• [WHAT YOU HAVE TO DO]: Exactly repeat the full listing that follows.

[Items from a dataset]
--- --- ---
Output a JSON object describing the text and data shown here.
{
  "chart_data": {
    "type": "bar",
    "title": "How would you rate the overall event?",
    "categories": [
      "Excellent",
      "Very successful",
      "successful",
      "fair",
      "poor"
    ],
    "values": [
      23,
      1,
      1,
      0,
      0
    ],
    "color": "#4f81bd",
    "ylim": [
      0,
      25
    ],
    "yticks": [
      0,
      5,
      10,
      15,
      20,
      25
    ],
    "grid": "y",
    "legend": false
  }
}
--- --- ---
• [RESPONSE TO THE TASK]:
Output a JSON object describing the text and data shown here.
{
  "chart_data": {
    "type": "bar",
    "title": "How would you rate the overall event?",
    "categories": [
      "Excellent",
      "Very successful",
      "successful",
      "fair",
      "poor"
    ],
    "values": [
      23,
      1,
      1,
      0,
      0
    ],
    "color": "#4f81bd",
    "ylim": [
      0,
      25
    ],
    "yticks": [
      0,
      5,
      10,
      15,
      20,
      25
    ],
    "grid": "y",
    "legend": false
  }
}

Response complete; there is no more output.